(Chart and figure data)
_ _ _ _ _ _ _

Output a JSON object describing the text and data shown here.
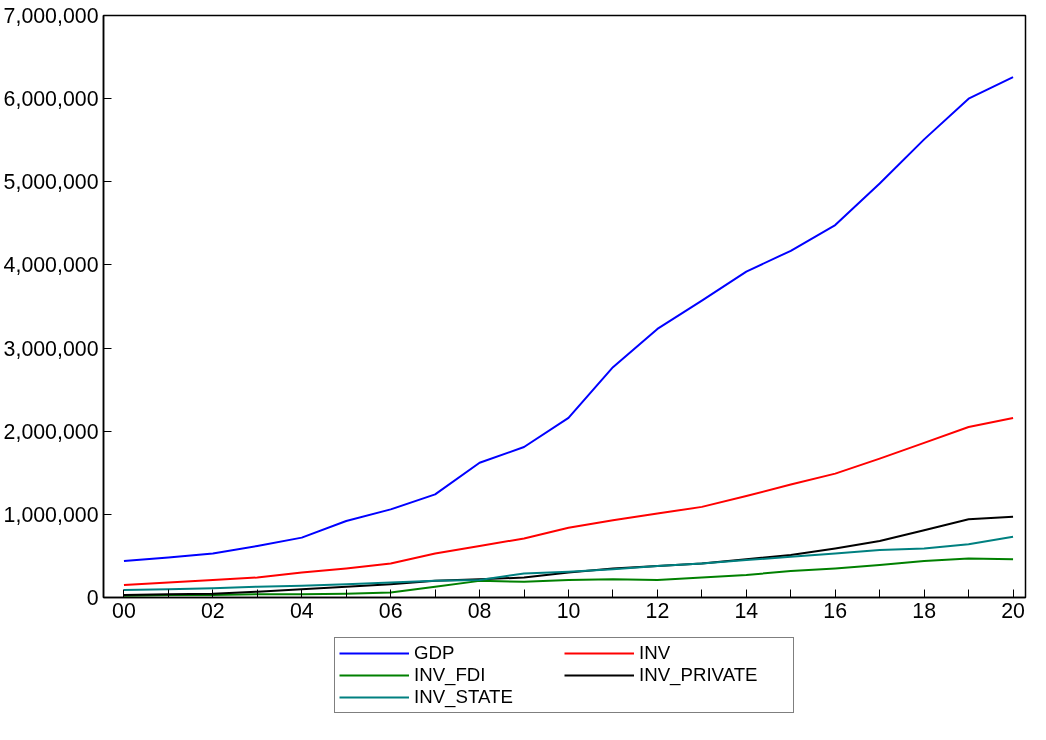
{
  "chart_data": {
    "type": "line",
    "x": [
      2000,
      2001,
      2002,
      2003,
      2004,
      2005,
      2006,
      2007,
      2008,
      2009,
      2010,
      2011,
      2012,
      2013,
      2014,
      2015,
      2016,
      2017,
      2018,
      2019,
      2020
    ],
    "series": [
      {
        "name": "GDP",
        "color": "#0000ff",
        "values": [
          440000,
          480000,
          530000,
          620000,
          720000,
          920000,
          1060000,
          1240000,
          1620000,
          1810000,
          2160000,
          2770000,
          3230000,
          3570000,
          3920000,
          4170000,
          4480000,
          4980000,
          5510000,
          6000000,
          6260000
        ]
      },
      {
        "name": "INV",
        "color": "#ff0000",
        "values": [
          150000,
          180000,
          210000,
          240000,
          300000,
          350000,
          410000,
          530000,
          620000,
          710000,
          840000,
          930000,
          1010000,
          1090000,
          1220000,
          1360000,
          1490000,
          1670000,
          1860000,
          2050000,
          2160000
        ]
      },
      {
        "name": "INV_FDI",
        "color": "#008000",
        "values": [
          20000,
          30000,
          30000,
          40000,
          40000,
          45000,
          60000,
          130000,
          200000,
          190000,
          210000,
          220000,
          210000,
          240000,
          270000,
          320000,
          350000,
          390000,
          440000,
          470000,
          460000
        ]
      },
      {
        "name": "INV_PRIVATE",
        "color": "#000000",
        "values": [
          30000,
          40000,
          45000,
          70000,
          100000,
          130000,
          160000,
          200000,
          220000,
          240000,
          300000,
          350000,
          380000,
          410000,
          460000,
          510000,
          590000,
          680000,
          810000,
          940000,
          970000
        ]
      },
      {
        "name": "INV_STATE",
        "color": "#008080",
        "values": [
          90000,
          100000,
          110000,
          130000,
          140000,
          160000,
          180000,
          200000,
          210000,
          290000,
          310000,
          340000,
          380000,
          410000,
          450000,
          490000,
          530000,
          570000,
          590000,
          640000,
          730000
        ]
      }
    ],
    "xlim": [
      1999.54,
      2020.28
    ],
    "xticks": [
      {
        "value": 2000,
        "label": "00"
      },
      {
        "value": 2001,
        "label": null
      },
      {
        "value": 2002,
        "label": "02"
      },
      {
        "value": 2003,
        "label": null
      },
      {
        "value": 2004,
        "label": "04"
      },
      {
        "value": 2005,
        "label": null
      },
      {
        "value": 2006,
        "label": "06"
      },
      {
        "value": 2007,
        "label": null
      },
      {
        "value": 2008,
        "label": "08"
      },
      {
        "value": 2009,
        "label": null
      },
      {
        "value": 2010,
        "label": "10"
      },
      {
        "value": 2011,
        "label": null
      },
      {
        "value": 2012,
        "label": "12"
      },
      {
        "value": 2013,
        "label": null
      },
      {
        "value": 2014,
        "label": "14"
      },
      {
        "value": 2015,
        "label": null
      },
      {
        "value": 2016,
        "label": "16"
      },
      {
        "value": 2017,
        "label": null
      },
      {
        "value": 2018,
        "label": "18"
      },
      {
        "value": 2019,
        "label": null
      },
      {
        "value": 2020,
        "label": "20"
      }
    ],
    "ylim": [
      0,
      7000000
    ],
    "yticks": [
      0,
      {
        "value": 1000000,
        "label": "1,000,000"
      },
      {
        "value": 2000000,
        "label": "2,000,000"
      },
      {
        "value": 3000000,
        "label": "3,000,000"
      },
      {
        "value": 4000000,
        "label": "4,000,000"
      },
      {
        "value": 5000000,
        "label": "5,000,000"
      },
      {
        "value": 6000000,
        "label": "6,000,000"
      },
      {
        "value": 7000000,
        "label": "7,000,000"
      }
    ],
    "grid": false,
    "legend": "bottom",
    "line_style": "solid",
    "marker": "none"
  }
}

_ _ _ _ _ _ _

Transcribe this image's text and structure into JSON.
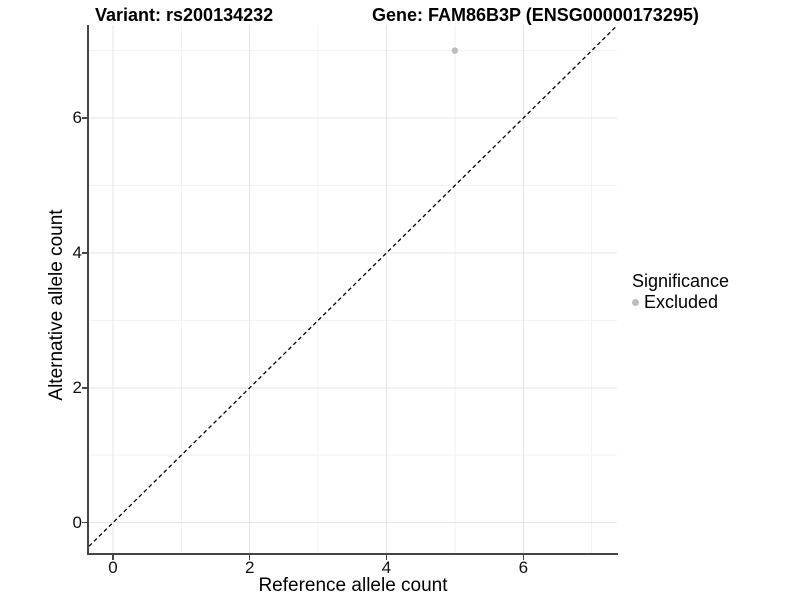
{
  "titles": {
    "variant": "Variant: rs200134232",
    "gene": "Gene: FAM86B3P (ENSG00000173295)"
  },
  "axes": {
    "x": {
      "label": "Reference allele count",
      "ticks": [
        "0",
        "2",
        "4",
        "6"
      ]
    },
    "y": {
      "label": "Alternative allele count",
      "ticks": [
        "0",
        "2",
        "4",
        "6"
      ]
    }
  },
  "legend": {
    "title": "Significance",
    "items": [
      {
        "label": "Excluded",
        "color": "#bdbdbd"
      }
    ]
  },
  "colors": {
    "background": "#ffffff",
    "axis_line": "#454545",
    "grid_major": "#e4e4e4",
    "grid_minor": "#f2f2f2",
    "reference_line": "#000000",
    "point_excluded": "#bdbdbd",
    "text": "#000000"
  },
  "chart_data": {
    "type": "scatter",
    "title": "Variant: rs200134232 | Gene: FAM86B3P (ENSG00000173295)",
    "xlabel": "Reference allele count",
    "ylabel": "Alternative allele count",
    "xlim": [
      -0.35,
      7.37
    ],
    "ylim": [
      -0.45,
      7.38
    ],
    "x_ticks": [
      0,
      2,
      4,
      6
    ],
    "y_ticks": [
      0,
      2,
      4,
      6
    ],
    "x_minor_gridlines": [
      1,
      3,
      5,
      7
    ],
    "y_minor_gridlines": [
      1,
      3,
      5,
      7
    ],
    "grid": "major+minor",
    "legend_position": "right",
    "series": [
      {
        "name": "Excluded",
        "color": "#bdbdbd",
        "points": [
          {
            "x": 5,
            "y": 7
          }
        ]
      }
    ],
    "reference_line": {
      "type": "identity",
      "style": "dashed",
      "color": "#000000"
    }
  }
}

_ _ _ _ _ _ _

_Direction_.
Search the records for the string "JSON" and return every line in which it occurs.

_Correct response_.
Output a JSON object describing the text and data shown here.
Transcribe this image's text and structure into JSON.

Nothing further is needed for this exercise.